> Task requirements: Locate the string "Światowa" in the records below. Copy every line where it occurs.

Some records:
——

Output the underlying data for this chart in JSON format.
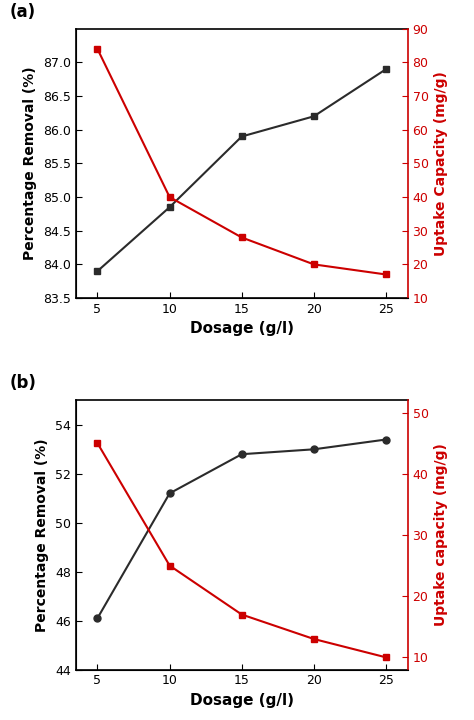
{
  "dosage": [
    5,
    10,
    15,
    20,
    25
  ],
  "a": {
    "removal": [
      83.9,
      84.85,
      85.9,
      86.2,
      86.9
    ],
    "uptake": [
      84,
      40,
      28,
      20,
      17
    ],
    "removal_ylim": [
      83.5,
      87.5
    ],
    "removal_yticks": [
      83.5,
      84.0,
      84.5,
      85.0,
      85.5,
      86.0,
      86.5,
      87.0
    ],
    "uptake_ylim": [
      10,
      90
    ],
    "uptake_yticks": [
      10,
      20,
      30,
      40,
      50,
      60,
      70,
      80,
      90
    ],
    "ylabel_left": "Percentage Removal (%)",
    "ylabel_right": "Uptake Capacity (mg/g)",
    "xlabel": "Dosage (g/l)",
    "label": "(a)"
  },
  "b": {
    "removal": [
      46.1,
      51.2,
      52.8,
      53.0,
      53.4
    ],
    "uptake": [
      45,
      25,
      17,
      13,
      10
    ],
    "removal_ylim": [
      44,
      55
    ],
    "removal_yticks": [
      44,
      46,
      48,
      50,
      52,
      54
    ],
    "uptake_ylim": [
      8,
      52
    ],
    "uptake_yticks": [
      10,
      20,
      30,
      40,
      50
    ],
    "ylabel_left": "Percentage Removal (%)",
    "ylabel_right": "Uptake capacity (mg/g)",
    "xlabel": "Dosage (g/l)",
    "label": "(b)"
  },
  "line_color_black": "#2b2b2b",
  "line_color_red": "#cc0000",
  "marker_square": "s",
  "marker_circle": "o",
  "markersize": 5,
  "linewidth": 1.5,
  "xlabel_fontsize": 11,
  "ylabel_fontsize": 10,
  "tick_fontsize": 9,
  "label_fontsize": 12
}
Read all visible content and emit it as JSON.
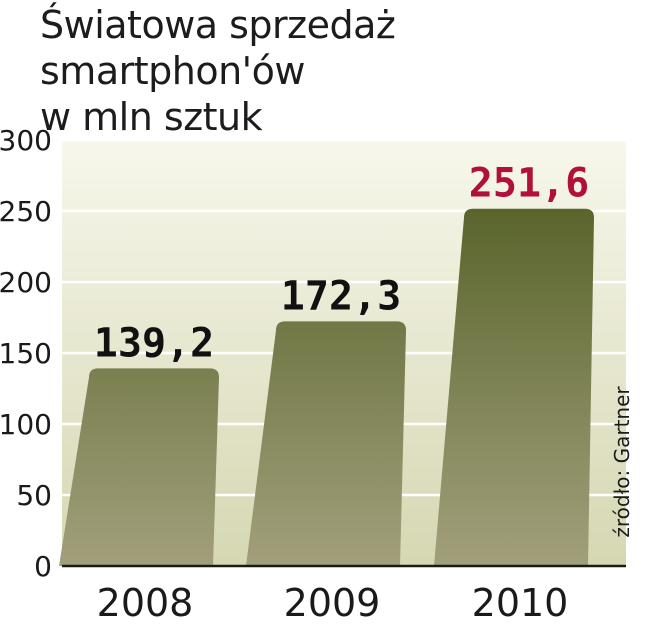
{
  "title_line1": "Światowa sprzedaż smartphon'ów",
  "title_line2": "w mln sztuk",
  "source": "źródło: Gartner",
  "colors": {
    "bar_top": "#58632a",
    "bar_bottom": "#a2a07c",
    "plot_bg_top": "#f7f7ec",
    "plot_bg_bottom": "#d6d7b2",
    "gridline": "#ffffff",
    "axis_text": "#1a1a1a",
    "value_label": "#111111",
    "highlight_label": "#b0103a"
  },
  "chart_data": {
    "type": "bar",
    "categories": [
      "2008",
      "2009",
      "2010"
    ],
    "values": [
      139.2,
      172.3,
      251.6
    ],
    "value_labels": [
      "139,2",
      "172,3",
      "251,6"
    ],
    "highlight_index": 2,
    "ylim": [
      0,
      300
    ],
    "yticks": [
      0,
      50,
      100,
      150,
      200,
      250,
      300
    ],
    "grid": true,
    "title": "Światowa sprzedaż smartphon'ów w mln sztuk",
    "xlabel": "",
    "ylabel": ""
  }
}
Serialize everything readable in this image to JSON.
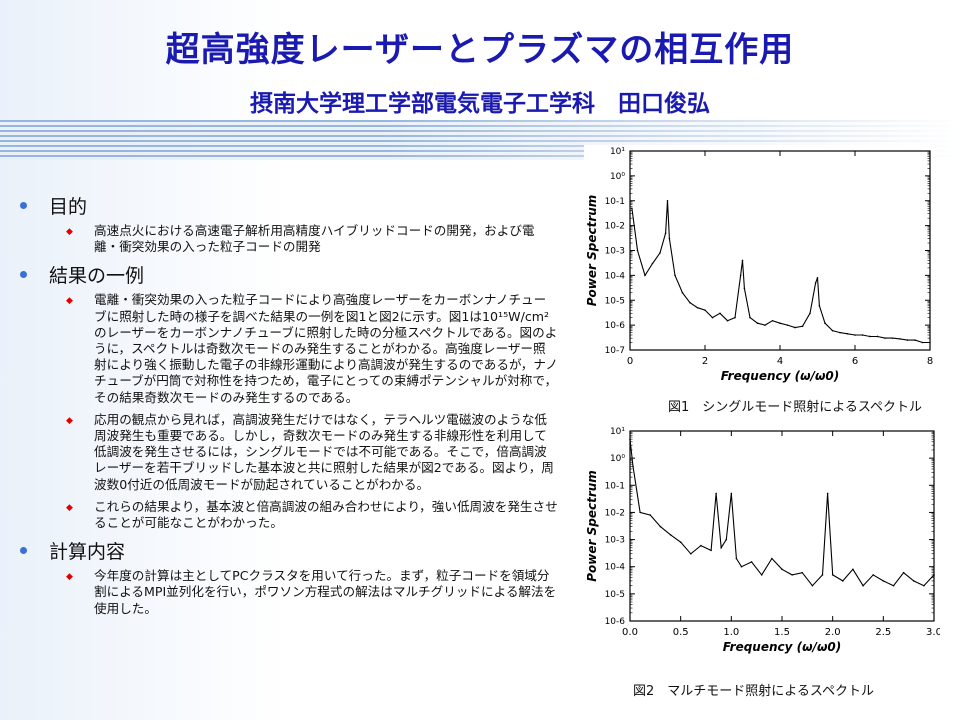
{
  "header": {
    "title": "超高強度レーザーとプラズマの相互作用",
    "subtitle": "摂南大学理工学部電気電子工学科　田口俊弘"
  },
  "sections": [
    {
      "heading": "目的",
      "items": [
        "高速点火における高速電子解析用高精度ハイブリッドコードの開発，および電離・衝突効果の入った粒子コードの開発"
      ]
    },
    {
      "heading": "結果の一例",
      "items": [
        "電離・衝突効果の入った粒子コードにより高強度レーザーをカーボンナノチューブに照射した時の様子を調べた結果の一例を図1と図2に示す。図1は10¹⁵W/cm²のレーザーをカーボンナノチューブに照射した時の分極スペクトルである。図のように，スペクトルは奇数次モードのみ発生することがわかる。高強度レーザー照射により強く振動した電子の非線形運動により高調波が発生するのであるが，ナノチューブが円筒で対称性を持つため，電子にとっての束縛ポテンシャルが対称で，その結果奇数次モードのみ発生するのである。",
        "応用の観点から見れば，高調波発生だけではなく，テラヘルツ電磁波のような低周波発生も重要である。しかし，奇数次モードのみ発生する非線形性を利用して低調波を発生させるには，シングルモードでは不可能である。そこで，倍高調波レーザーを若干ブリッドした基本波と共に照射した結果が図2である。図より，周波数0付近の低周波モードが励起されていることがわかる。",
        "これらの結果より，基本波と倍高調波の組み合わせにより，強い低周波を発生させることが可能なことがわかった。"
      ]
    },
    {
      "heading": "計算内容",
      "items": [
        "今年度の計算は主としてPCクラスタを用いて行った。まず，粒子コードを領域分割によるMPI並列化を行い，ポワソン方程式の解法はマルチグリッドによる解法を使用した。"
      ]
    }
  ],
  "chart_data": [
    {
      "type": "line",
      "caption": "図1　シングルモード照射によるスペクトル",
      "xlabel": "Frequency (ω/ω0)",
      "ylabel": "Power Spectrum",
      "xlim": [
        0,
        8
      ],
      "ylim_log10": [
        -7,
        1
      ],
      "yscale": "log",
      "xticks": [
        "0",
        "2",
        "4",
        "6",
        "8"
      ],
      "yticks": [
        "10-7",
        "10-6",
        "10-5",
        "10-4",
        "10-3",
        "10-2",
        "10-1",
        "10⁰",
        "10¹"
      ],
      "series": [
        {
          "x": [
            0.05,
            0.2,
            0.4,
            0.6,
            0.8,
            0.95,
            1.0,
            1.05,
            1.2,
            1.4,
            1.6,
            1.8,
            2.0,
            2.2,
            2.4,
            2.6,
            2.8,
            2.95,
            3.0,
            3.05,
            3.2,
            3.4,
            3.6,
            3.8,
            4.0,
            4.2,
            4.4,
            4.6,
            4.8,
            4.95,
            5.0,
            5.05,
            5.2,
            5.4,
            5.6,
            5.8,
            6.0,
            6.2,
            6.4,
            6.6,
            6.8,
            7.0,
            7.2,
            7.4,
            7.6,
            7.8,
            8.0
          ],
          "y": [
            0.05,
            0.001,
            0.0001,
            0.0003,
            0.0008,
            0.005,
            0.1,
            0.003,
            0.0001,
            2e-05,
            8e-06,
            5e-06,
            4e-06,
            2e-06,
            3e-06,
            1.5e-06,
            2e-06,
            0.0001,
            0.0004,
            3e-05,
            2e-06,
            1.2e-06,
            1e-06,
            1.5e-06,
            1.2e-06,
            1e-06,
            8e-07,
            9e-07,
            3e-06,
            5e-05,
            8e-05,
            6e-06,
            1.2e-06,
            6e-07,
            5e-07,
            4.5e-07,
            4e-07,
            4e-07,
            3.5e-07,
            3.5e-07,
            3e-07,
            3e-07,
            2.8e-07,
            2.5e-07,
            2.5e-07,
            2e-07,
            2e-07
          ]
        }
      ]
    },
    {
      "type": "line",
      "caption": "図2　マルチモード照射によるスペクトル",
      "xlabel": "Frequency (ω/ω0)",
      "ylabel": "Power Spectrum",
      "xlim": [
        0,
        3
      ],
      "ylim_log10": [
        -6,
        1
      ],
      "yscale": "log",
      "xticks": [
        "0.0",
        "0.5",
        "1.0",
        "1.5",
        "2.0",
        "2.5",
        "3.0"
      ],
      "yticks": [
        "10-6",
        "10-5",
        "10-4",
        "10-3",
        "10-2",
        "10-1",
        "10⁰",
        "10¹"
      ],
      "series": [
        {
          "x": [
            0.0,
            0.03,
            0.1,
            0.2,
            0.3,
            0.4,
            0.5,
            0.6,
            0.7,
            0.8,
            0.85,
            0.9,
            0.95,
            1.0,
            1.05,
            1.1,
            1.2,
            1.3,
            1.4,
            1.5,
            1.6,
            1.7,
            1.8,
            1.9,
            1.95,
            2.0,
            2.1,
            2.2,
            2.3,
            2.4,
            2.5,
            2.6,
            2.7,
            2.8,
            2.9,
            3.0
          ],
          "y": [
            5,
            0.5,
            0.01,
            0.008,
            0.003,
            0.0015,
            0.0008,
            0.0003,
            0.0006,
            0.0004,
            0.05,
            0.0005,
            0.001,
            0.05,
            0.0002,
            0.0001,
            0.00015,
            5e-05,
            0.0002,
            8e-05,
            5e-05,
            6e-05,
            2e-05,
            5e-05,
            0.05,
            5e-05,
            3e-05,
            8e-05,
            2e-05,
            5e-05,
            3e-05,
            2e-05,
            6e-05,
            3e-05,
            2e-05,
            5e-05
          ]
        }
      ]
    }
  ]
}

——

> Complete output:
  "title_line1": "Światowa sprzedaż smartphon'ów",
    "title": "Światowa sprzedaż smartphon'ów w mln sztuk",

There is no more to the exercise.